◆ **The exercise**
Repeat the entire listing exactly.

◆ **Dataset rows**

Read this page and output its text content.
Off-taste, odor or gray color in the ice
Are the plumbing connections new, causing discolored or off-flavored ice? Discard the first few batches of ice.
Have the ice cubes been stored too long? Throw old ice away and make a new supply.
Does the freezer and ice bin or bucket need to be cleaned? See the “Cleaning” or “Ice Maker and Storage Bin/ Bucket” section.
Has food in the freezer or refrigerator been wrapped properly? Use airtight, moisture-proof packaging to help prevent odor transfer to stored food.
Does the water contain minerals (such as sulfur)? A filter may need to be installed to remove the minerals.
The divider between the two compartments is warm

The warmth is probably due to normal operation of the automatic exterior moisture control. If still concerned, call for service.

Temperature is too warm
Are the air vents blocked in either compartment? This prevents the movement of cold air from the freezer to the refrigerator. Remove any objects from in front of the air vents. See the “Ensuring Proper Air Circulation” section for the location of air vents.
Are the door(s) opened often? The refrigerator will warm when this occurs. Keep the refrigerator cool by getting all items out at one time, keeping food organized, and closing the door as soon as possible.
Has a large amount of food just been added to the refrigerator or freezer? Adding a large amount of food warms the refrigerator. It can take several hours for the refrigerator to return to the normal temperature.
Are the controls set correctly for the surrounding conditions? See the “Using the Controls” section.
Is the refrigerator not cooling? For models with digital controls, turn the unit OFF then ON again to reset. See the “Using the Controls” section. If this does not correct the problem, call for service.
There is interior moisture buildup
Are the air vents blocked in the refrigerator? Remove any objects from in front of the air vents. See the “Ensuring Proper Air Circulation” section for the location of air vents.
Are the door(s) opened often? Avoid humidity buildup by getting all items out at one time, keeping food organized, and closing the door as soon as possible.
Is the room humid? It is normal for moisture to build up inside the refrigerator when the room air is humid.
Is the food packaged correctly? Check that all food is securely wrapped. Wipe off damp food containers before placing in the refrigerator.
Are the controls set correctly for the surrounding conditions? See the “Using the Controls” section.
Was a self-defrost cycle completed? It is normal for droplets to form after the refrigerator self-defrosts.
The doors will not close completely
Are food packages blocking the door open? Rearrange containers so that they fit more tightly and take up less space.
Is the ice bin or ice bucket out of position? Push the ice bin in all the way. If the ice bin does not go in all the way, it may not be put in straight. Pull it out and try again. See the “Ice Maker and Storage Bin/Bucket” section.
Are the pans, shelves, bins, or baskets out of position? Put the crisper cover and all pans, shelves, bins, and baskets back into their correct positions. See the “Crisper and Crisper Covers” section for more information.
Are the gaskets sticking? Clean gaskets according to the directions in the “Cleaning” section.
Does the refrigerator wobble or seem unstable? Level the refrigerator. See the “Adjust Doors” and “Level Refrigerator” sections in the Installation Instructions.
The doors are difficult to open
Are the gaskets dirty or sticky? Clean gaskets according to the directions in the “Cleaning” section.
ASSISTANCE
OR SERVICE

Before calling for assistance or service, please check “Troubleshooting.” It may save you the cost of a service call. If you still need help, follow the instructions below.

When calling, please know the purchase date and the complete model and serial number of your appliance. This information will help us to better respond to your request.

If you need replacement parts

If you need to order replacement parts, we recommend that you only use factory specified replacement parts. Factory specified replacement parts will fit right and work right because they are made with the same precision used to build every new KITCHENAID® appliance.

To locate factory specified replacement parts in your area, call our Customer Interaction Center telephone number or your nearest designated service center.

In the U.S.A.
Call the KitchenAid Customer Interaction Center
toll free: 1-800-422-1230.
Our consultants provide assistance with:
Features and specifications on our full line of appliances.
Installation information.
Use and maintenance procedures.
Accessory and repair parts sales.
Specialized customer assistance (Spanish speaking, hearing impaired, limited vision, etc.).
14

◆ **Written response**
Read this page and output its text content.
Off-taste, odor or gray color in the ice
Are the plumbing connections new, causing discolored or off-flavored ice? Discard the first few batches of ice.
Have the ice cubes been stored too long? Throw old ice away and make a new supply.
Does the freezer and ice bin or bucket need to be cleaned? See the “Cleaning” or “Ice Maker and Storage Bin/ Bucket” section.
Has food in the freezer or refrigerator been wrapped properly? Use airtight, moisture-proof packaging to help prevent odor transfer to stored food.
Does the water contain minerals (such as sulfur)? A filter may need to be installed to remove the minerals.
The divider between the two compartments is warm

The warmth is probably due to normal operation of the automatic exterior moisture control. If still concerned, call for service.

Temperature is too warm
Are the air vents blocked in either compartment? This prevents the movement of cold air from the freezer to the refrigerator. Remove any objects from in front of the air vents. See the “Ensuring Proper Air Circulation” section for the location of air vents.
Are the door(s) opened often? The refrigerator will warm when this occurs. Keep the refrigerator cool by getting all items out at one time, keeping food organized, and closing the door as soon as possible.
Has a large amount of food just been added to the refrigerator or freezer? Adding a large amount of food warms the refrigerator. It can take several hours for the refrigerator to return to the normal temperature.
Are the controls set correctly for the surrounding conditions? See the “Using the Controls” section.
Is the refrigerator not cooling? For models with digital controls, turn the unit OFF then ON again to reset. See the “Using the Controls” section. If this does not correct the problem, call for service.
There is interior moisture buildup
Are the air vents blocked in the refrigerator? Remove any objects from in front of the air vents. See the “Ensuring Proper Air Circulation” section for the location of air vents.
Are the door(s) opened often? Avoid humidity buildup by getting all items out at one time, keeping food organized, and closing the door as soon as possible.
Is the room humid? It is normal for moisture to build up inside the refrigerator when the room air is humid.
Is the food packaged correctly? Check that all food is securely wrapped. Wipe off damp food containers before placing in the refrigerator.
Are the controls set correctly for the surrounding conditions? See the “Using the Controls” section.
Was a self-defrost cycle completed? It is normal for droplets to form after the refrigerator self-defrosts.
The doors will not close completely
Are food packages blocking the door open? Rearrange containers so that they fit more tightly and take up less space.
Is the ice bin or ice bucket out of position? Push the ice bin in all the way. If the ice bin does not go in all the way, it may not be put in straight. Pull it out and try again. See the “Ice Maker and Storage Bin/Bucket” section.
Are the pans, shelves, bins, or baskets out of position? Put the crisper cover and all pans, shelves, bins, and baskets back into their correct positions. See the “Crisper and Crisper Covers” section for more information.
Are the gaskets sticking? Clean gaskets according to the directions in the “Cleaning” section.
Does the refrigerator wobble or seem unstable? Level the refrigerator. See the “Adjust Doors” and “Level Refrigerator” sections in the Installation Instructions.
The doors are difficult to open
Are the gaskets dirty or sticky? Clean gaskets according to the directions in the “Cleaning” section.
ASSISTANCE
OR SERVICE

Before calling for assistance or service, please check “Troubleshooting.” It may save you the cost of a service call. If you still need help, follow the instructions below.

When calling, please know the purchase date and the complete model and serial number of your appliance. This information will help us to better respond to your request.

If you need replacement parts

If you need to order replacement parts, we recommend that you only use factory specified replacement parts. Factory specified replacement parts will fit right and work right because they are made with the same precision used to build every new KITCHENAID® appliance.

To locate factory specified replacement parts in your area, call our Customer Interaction Center telephone number or your nearest designated service center.

In the U.S.A.
Call the KitchenAid Customer Interaction Center
toll free: 1-800-422-1230.
Our consultants provide assistance with:
Features and specifications on our full line of appliances.
Installation information.
Use and maintenance procedures.
Accessory and repair parts sales.
Specialized customer assistance (Spanish speaking, hearing impaired, limited vision, etc.).
14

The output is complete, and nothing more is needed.